## GOAL
Count lines with the string "Налог" in them. State the number alone.

[Collected data]
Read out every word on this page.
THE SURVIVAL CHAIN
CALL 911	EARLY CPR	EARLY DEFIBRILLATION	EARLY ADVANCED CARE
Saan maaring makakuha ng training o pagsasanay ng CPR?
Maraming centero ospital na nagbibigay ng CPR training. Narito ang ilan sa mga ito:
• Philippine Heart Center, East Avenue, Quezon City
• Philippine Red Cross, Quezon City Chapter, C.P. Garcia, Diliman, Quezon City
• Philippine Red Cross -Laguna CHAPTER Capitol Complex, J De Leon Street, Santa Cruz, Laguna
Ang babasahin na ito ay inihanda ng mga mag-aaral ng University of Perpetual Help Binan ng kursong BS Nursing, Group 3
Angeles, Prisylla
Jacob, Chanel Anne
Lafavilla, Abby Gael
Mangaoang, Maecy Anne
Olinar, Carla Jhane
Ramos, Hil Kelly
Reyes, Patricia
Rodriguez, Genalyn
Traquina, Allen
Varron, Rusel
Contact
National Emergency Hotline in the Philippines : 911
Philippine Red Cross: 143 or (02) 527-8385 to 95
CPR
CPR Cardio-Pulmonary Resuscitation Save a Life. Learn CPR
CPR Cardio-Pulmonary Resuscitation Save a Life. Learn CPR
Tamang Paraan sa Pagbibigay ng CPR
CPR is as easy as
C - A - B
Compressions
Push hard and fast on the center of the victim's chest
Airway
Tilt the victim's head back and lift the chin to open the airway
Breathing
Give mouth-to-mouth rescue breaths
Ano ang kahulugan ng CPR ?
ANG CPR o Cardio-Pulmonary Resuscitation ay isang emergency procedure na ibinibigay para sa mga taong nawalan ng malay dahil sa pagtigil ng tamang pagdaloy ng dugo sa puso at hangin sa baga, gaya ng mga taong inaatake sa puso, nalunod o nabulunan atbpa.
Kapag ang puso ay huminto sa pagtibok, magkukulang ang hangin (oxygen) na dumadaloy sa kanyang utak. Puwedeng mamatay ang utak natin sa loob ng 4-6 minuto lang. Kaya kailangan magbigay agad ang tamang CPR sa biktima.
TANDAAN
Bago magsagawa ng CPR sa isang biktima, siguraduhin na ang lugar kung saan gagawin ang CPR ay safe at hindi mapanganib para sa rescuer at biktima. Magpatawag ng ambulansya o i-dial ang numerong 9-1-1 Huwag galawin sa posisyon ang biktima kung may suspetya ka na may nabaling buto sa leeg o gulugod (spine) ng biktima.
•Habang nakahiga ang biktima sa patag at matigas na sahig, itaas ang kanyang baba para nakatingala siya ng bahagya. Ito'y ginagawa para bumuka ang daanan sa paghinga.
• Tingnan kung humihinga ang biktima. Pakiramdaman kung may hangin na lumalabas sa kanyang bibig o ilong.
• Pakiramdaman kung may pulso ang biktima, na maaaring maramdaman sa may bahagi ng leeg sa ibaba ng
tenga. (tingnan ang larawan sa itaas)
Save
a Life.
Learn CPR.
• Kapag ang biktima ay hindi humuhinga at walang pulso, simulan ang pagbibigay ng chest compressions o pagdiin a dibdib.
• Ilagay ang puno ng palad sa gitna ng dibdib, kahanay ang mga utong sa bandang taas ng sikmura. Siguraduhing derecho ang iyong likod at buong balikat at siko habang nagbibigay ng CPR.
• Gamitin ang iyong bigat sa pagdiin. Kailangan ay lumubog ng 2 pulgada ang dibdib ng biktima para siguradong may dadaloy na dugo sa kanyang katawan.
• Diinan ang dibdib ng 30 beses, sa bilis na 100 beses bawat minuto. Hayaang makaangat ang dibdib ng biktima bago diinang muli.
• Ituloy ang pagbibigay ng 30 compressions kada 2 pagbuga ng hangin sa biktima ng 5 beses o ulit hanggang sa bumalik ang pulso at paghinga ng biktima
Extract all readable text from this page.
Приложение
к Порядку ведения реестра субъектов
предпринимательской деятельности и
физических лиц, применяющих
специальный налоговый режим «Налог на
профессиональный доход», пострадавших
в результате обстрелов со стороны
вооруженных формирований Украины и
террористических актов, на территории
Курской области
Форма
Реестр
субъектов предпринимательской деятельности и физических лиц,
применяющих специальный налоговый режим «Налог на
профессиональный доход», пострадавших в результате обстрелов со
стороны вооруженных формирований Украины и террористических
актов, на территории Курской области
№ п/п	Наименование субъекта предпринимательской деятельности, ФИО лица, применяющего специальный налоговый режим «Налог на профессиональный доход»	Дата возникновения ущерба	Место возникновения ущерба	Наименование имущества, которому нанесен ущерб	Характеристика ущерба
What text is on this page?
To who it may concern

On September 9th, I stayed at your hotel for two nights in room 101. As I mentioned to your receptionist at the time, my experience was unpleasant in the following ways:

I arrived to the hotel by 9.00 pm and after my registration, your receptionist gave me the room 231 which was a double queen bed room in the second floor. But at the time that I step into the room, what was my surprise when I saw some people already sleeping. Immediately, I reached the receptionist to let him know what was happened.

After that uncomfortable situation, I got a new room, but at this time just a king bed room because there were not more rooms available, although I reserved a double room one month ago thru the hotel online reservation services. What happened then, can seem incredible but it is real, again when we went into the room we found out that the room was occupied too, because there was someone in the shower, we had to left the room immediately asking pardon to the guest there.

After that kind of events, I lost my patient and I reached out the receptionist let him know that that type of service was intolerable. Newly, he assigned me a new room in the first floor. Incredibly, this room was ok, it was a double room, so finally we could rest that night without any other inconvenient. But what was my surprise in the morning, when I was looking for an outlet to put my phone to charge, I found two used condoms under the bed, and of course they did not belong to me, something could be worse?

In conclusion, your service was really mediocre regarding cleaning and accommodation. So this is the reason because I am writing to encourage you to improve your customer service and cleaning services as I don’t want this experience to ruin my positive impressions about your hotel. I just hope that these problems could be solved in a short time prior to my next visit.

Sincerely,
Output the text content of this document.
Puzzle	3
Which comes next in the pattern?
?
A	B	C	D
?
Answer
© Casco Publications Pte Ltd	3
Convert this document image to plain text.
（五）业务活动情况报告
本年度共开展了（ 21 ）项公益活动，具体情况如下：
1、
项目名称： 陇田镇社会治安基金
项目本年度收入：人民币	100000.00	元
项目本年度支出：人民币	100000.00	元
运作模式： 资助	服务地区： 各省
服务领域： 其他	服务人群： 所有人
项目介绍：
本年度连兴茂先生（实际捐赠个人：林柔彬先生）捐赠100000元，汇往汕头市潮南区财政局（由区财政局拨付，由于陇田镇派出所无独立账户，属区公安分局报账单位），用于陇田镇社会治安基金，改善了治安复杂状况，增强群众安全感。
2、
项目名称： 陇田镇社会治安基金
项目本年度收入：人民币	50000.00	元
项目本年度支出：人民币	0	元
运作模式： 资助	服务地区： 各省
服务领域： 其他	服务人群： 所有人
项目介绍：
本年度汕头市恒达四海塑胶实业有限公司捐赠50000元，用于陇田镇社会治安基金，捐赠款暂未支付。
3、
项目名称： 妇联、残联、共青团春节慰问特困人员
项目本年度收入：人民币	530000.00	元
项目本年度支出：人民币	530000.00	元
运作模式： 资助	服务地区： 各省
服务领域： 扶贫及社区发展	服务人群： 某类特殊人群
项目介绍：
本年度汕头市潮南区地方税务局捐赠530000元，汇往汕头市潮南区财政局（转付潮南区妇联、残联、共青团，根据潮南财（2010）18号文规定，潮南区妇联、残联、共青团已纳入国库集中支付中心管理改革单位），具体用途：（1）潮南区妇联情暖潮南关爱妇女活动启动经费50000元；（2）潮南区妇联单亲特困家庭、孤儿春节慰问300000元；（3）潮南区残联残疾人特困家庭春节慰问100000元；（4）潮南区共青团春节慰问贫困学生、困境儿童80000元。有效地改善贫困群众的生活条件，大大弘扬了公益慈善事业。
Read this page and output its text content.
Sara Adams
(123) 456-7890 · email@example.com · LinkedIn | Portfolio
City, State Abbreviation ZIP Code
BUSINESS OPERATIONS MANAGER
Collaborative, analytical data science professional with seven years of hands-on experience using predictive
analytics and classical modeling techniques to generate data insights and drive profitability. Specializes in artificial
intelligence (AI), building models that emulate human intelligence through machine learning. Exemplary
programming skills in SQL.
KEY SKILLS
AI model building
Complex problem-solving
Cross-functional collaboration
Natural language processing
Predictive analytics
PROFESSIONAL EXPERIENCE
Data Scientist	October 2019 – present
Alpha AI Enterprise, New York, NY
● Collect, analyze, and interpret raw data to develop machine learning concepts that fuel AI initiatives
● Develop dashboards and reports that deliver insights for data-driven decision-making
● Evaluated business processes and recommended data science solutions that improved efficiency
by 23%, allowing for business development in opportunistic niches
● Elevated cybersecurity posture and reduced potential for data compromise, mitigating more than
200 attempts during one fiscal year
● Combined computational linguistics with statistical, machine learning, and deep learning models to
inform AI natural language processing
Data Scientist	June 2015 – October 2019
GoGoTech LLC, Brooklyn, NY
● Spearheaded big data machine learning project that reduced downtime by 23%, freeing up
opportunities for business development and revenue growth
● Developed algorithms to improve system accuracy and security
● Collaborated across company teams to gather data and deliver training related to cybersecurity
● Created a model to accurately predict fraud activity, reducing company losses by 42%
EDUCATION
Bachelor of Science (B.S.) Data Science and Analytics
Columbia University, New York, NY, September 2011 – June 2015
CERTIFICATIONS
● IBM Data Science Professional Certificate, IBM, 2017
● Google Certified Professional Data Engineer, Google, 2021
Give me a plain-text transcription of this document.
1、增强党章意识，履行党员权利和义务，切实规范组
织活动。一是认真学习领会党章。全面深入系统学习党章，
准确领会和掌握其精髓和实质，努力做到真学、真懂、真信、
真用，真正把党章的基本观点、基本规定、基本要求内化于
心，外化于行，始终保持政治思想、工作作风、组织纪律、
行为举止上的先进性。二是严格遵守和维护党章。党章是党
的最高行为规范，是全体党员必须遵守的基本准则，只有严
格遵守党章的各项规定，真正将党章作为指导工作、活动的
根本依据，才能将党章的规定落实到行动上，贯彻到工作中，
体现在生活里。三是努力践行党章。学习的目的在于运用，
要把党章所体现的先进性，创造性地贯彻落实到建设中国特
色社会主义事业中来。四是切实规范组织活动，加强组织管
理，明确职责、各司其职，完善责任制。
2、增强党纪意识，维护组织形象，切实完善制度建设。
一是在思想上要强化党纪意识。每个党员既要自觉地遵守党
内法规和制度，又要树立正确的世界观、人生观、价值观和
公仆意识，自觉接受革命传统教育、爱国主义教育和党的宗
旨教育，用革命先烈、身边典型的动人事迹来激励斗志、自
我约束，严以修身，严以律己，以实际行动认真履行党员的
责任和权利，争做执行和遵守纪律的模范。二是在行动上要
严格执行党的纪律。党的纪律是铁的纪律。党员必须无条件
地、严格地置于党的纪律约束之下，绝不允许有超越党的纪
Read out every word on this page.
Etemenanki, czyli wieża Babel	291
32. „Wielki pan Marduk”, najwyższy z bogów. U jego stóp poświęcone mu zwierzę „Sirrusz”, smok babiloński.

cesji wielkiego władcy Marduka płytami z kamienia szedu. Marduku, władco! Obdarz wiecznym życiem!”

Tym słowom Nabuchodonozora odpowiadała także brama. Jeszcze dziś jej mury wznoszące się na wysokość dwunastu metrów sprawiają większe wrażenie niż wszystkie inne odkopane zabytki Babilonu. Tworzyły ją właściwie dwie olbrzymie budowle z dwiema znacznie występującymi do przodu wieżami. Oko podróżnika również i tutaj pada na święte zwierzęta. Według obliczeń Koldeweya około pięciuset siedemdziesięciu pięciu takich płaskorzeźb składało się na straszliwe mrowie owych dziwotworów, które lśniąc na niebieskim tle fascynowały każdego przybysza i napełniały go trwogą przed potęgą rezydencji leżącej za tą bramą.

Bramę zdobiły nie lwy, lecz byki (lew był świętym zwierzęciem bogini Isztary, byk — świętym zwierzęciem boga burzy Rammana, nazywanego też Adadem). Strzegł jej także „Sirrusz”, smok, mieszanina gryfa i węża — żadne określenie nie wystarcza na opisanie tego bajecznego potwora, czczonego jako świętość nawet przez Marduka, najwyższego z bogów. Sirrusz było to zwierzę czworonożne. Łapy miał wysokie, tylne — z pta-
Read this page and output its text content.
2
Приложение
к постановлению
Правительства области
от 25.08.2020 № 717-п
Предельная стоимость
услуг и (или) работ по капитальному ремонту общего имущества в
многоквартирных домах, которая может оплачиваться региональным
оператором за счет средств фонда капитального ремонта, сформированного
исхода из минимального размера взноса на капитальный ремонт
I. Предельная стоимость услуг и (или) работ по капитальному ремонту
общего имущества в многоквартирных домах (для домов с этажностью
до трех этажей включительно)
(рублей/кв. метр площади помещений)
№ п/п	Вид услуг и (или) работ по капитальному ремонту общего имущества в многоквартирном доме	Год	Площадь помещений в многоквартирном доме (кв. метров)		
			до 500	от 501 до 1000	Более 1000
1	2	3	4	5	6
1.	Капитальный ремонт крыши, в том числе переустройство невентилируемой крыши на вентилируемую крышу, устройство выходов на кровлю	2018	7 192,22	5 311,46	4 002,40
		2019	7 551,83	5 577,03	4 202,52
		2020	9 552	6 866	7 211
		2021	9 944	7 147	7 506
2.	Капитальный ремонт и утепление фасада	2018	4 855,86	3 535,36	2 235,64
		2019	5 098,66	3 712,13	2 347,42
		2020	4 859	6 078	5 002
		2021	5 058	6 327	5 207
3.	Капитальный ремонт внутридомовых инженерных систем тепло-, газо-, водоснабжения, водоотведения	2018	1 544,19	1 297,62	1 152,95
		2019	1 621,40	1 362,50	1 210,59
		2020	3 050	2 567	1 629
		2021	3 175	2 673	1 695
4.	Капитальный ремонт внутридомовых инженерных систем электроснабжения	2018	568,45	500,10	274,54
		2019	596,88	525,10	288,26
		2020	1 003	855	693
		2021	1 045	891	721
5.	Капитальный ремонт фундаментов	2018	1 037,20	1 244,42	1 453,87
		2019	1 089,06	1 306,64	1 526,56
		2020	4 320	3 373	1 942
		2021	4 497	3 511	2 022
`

## RESULT OF THIS TASK
3